(Excerpt from a dataset)
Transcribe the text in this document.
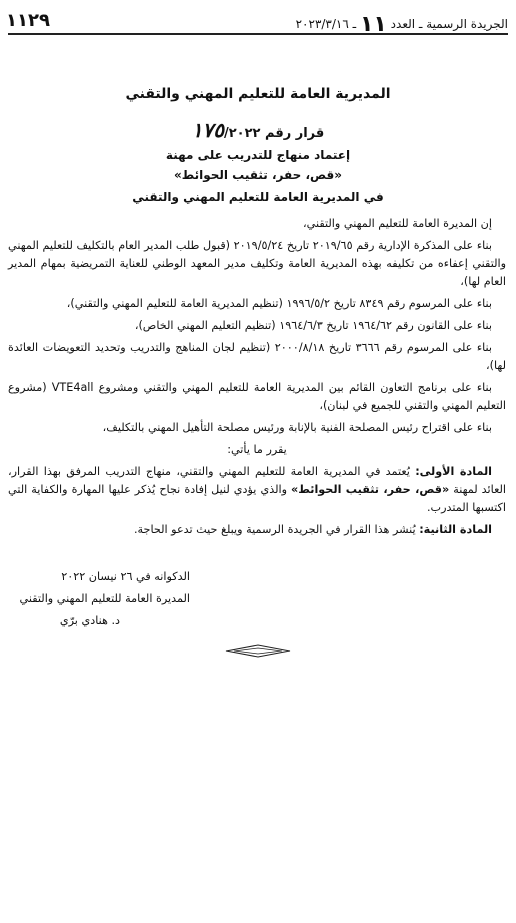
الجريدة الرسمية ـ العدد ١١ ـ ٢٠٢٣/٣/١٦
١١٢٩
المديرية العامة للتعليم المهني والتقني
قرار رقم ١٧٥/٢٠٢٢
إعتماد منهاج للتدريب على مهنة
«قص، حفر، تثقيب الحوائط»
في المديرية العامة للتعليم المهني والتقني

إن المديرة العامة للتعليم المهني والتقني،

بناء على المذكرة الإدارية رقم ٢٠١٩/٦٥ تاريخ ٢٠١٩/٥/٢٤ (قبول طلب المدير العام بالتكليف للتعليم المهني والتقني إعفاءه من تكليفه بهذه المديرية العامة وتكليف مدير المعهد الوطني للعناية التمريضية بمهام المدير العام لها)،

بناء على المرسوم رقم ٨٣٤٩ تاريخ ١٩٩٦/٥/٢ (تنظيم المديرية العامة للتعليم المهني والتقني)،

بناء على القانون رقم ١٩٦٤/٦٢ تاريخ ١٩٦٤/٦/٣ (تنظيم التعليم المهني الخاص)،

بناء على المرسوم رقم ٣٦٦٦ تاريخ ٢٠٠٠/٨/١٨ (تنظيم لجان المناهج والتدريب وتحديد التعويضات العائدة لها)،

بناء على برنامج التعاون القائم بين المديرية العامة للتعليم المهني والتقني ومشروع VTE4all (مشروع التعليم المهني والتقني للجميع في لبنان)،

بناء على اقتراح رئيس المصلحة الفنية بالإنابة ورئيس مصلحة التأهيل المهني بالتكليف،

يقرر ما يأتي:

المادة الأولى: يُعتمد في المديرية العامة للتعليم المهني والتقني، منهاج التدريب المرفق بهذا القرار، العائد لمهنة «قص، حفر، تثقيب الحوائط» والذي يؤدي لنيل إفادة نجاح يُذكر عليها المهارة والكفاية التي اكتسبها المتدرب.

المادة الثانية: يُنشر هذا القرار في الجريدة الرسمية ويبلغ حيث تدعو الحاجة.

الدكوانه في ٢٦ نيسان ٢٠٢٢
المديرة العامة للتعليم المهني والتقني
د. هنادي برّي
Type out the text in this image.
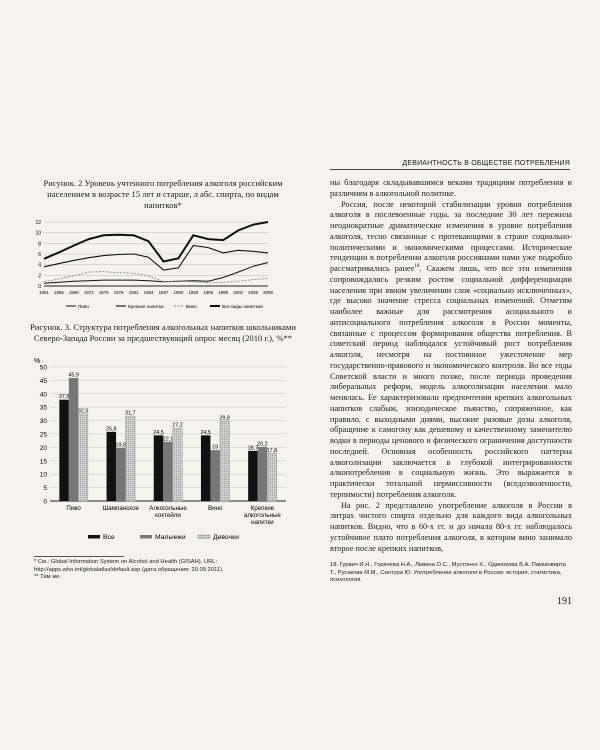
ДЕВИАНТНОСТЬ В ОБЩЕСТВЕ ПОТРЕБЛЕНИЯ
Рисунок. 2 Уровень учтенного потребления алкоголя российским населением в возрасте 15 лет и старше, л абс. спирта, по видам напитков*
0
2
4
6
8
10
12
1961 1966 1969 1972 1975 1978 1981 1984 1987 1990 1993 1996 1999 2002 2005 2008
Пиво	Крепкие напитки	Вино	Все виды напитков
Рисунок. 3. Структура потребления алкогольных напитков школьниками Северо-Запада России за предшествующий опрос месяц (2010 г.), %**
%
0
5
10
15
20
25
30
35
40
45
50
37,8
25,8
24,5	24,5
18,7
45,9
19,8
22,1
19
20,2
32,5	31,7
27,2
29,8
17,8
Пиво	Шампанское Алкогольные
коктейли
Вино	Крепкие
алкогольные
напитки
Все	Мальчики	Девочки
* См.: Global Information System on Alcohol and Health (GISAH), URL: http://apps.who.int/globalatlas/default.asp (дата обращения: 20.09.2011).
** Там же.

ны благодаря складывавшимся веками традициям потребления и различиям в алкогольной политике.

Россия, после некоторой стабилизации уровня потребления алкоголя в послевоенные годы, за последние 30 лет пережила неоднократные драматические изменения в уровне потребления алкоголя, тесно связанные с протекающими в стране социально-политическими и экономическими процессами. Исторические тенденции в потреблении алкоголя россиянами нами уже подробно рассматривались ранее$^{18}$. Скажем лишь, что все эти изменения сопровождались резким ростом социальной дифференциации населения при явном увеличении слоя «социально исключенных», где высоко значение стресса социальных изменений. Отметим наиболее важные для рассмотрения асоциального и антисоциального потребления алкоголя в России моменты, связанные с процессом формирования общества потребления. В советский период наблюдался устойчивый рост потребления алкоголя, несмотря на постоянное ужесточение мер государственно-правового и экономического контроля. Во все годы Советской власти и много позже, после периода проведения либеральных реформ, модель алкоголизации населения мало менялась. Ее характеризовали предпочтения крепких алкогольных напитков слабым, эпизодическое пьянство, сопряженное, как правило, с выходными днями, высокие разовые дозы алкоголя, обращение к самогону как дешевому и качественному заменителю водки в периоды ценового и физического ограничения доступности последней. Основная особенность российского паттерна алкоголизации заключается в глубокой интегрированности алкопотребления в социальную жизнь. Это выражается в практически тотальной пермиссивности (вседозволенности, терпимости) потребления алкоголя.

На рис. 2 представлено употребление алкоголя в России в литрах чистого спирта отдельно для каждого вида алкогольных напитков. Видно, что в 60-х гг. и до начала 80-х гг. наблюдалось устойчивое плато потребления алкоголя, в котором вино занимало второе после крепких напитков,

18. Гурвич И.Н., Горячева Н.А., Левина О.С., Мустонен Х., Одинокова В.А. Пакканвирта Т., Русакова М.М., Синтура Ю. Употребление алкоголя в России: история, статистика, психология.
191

--

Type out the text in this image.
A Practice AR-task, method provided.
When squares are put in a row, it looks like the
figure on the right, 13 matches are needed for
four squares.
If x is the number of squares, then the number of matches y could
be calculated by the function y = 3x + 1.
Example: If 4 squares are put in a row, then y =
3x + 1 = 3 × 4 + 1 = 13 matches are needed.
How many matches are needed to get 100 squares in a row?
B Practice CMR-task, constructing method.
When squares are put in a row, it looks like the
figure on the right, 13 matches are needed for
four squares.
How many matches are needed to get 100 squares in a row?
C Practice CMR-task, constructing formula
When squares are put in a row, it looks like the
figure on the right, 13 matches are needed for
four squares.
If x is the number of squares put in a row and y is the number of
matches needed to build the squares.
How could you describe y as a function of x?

Task to complete ▸ Look over the listing above. Pick out and copy every line that includes "تنظيم".

Answer ▸
بناء على المرسوم رقم ٨٣٤٩ تاريخ ١٩٩٦/٥/٢ (تنظيم المديرية العامة للتعليم المهني والتقني)،
بناء على القانون رقم ١٩٦٤/٦٢ تاريخ ١٩٦٤/٦/٣ (تنظيم التعليم المهني الخاص)،
بناء على المرسوم رقم ٣٦٦٦ تاريخ ٢٠٠٠/٨/١٨ (تنظيم لجان المناهج والتدريب وتحديد التعويضات العائدة لها)،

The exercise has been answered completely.